PROBLEM STATEMENT: Extract every one of the entries below verbatim, reproducing each line without alteration.

DATA TO PROCESS:

----

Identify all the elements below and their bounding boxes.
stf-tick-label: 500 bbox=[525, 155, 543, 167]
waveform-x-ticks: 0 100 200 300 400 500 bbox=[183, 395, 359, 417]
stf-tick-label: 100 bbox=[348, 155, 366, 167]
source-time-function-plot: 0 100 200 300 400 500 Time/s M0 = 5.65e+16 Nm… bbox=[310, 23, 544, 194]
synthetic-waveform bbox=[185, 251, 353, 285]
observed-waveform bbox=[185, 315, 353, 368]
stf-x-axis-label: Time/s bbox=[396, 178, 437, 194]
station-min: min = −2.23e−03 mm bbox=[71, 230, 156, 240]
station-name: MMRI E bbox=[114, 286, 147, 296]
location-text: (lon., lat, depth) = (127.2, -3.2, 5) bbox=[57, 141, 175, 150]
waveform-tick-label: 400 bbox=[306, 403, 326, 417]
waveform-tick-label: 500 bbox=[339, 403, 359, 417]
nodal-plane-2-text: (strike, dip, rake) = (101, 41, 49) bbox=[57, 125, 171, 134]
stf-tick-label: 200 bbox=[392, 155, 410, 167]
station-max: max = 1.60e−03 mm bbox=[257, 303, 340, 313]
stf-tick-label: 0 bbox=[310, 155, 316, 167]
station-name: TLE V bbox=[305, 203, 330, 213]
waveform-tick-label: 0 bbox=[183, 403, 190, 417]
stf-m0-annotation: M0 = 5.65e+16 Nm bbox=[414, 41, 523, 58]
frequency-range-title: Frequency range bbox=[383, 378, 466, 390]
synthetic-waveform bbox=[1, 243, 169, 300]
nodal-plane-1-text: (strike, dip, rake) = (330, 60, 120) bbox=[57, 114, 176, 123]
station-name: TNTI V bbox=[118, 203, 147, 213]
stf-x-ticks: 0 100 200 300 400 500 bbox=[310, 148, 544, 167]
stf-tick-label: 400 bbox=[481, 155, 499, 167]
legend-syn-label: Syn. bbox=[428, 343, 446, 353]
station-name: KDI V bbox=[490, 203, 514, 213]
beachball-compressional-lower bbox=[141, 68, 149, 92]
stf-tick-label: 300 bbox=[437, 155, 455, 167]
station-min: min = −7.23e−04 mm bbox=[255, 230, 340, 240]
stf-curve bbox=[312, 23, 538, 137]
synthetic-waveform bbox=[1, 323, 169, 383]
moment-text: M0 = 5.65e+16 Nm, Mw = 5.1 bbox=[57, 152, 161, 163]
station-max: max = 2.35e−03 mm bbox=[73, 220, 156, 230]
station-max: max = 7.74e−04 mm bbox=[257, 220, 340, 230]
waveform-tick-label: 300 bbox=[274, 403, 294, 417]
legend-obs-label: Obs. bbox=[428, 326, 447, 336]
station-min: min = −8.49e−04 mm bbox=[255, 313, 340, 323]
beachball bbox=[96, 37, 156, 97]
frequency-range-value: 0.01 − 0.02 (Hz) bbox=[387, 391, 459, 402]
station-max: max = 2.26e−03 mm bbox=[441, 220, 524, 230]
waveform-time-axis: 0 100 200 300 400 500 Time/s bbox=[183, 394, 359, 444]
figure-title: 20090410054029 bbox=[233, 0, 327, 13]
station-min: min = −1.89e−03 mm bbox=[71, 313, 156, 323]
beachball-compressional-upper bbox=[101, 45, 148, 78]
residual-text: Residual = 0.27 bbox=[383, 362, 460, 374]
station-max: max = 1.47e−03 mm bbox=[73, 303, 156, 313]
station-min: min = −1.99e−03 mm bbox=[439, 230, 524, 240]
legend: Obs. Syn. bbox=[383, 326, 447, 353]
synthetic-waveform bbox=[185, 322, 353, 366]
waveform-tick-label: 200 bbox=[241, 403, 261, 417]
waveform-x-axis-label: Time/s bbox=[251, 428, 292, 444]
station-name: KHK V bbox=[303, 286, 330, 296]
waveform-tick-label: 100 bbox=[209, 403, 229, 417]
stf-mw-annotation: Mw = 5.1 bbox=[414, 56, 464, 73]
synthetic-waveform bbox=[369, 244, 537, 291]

----

OUTPUT BELOW:
Identify all the elements below and their bounding boxes.
stf-tick-label: 500 bbox=[525, 155, 543, 167]
waveform-x-ticks: 0 100 200 300 400 500 bbox=[183, 395, 359, 417]
stf-tick-label: 100 bbox=[348, 155, 366, 167]
source-time-function-plot: 0 100 200 300 400 500 Time/s M0 = 5.65e+16 Nm… bbox=[310, 23, 544, 194]
synthetic-waveform bbox=[185, 251, 353, 285]
observed-waveform bbox=[185, 315, 353, 368]
stf-x-axis-label: Time/s bbox=[396, 178, 437, 194]
station-min: min = −2.23e−03 mm bbox=[71, 230, 156, 240]
station-name: MMRI E bbox=[114, 286, 147, 296]
location-text: (lon., lat, depth) = (127.2, -3.2, 5) bbox=[57, 141, 175, 150]
waveform-tick-label: 400 bbox=[306, 403, 326, 417]
waveform-tick-label: 500 bbox=[339, 403, 359, 417]
nodal-plane-2-text: (strike, dip, rake) = (101, 41, 49) bbox=[57, 125, 171, 134]
stf-tick-label: 200 bbox=[392, 155, 410, 167]
station-max: max = 1.60e−03 mm bbox=[257, 303, 340, 313]
stf-tick-label: 0 bbox=[310, 155, 316, 167]
station-name: TLE V bbox=[305, 203, 330, 213]
waveform-tick-label: 0 bbox=[183, 403, 190, 417]
stf-m0-annotation: M0 = 5.65e+16 Nm bbox=[414, 41, 523, 58]
frequency-range-title: Frequency range bbox=[383, 378, 466, 390]
synthetic-waveform bbox=[1, 243, 169, 300]
nodal-plane-1-text: (strike, dip, rake) = (330, 60, 120) bbox=[57, 114, 176, 123]
station-name: TNTI V bbox=[118, 203, 147, 213]
stf-x-ticks: 0 100 200 300 400 500 bbox=[310, 148, 544, 167]
stf-tick-label: 400 bbox=[481, 155, 499, 167]
legend-syn-label: Syn. bbox=[428, 343, 446, 353]
station-name: KDI V bbox=[490, 203, 514, 213]
beachball-compressional-lower bbox=[141, 68, 149, 92]
stf-tick-label: 300 bbox=[437, 155, 455, 167]
station-min: min = −7.23e−04 mm bbox=[255, 230, 340, 240]
stf-curve bbox=[312, 23, 538, 137]
synthetic-waveform bbox=[1, 323, 169, 383]
moment-text: M0 = 5.65e+16 Nm, Mw = 5.1 bbox=[57, 152, 161, 163]
station-max: max = 2.35e−03 mm bbox=[73, 220, 156, 230]
station-max: max = 7.74e−04 mm bbox=[257, 220, 340, 230]
waveform-tick-label: 300 bbox=[274, 403, 294, 417]
legend-obs-label: Obs. bbox=[428, 326, 447, 336]
station-min: min = −8.49e−04 mm bbox=[255, 313, 340, 323]
beachball bbox=[96, 37, 156, 97]
frequency-range-value: 0.01 − 0.02 (Hz) bbox=[387, 391, 459, 402]
station-max: max = 2.26e−03 mm bbox=[441, 220, 524, 230]
waveform-time-axis: 0 100 200 300 400 500 Time/s bbox=[183, 394, 359, 444]
figure-title: 20090410054029 bbox=[233, 0, 327, 13]
station-min: min = −1.89e−03 mm bbox=[71, 313, 156, 323]
beachball-compressional-upper bbox=[101, 45, 148, 78]
residual-text: Residual = 0.27 bbox=[383, 362, 460, 374]
station-max: max = 1.47e−03 mm bbox=[73, 303, 156, 313]
station-min: min = −1.99e−03 mm bbox=[439, 230, 524, 240]
legend: Obs. Syn. bbox=[383, 326, 447, 353]
synthetic-waveform bbox=[185, 322, 353, 366]
waveform-tick-label: 200 bbox=[241, 403, 261, 417]
waveform-x-axis-label: Time/s bbox=[251, 428, 292, 444]
station-name: KHK V bbox=[303, 286, 330, 296]
waveform-tick-label: 100 bbox=[209, 403, 229, 417]
stf-mw-annotation: Mw = 5.1 bbox=[414, 56, 464, 73]
synthetic-waveform bbox=[369, 244, 537, 291]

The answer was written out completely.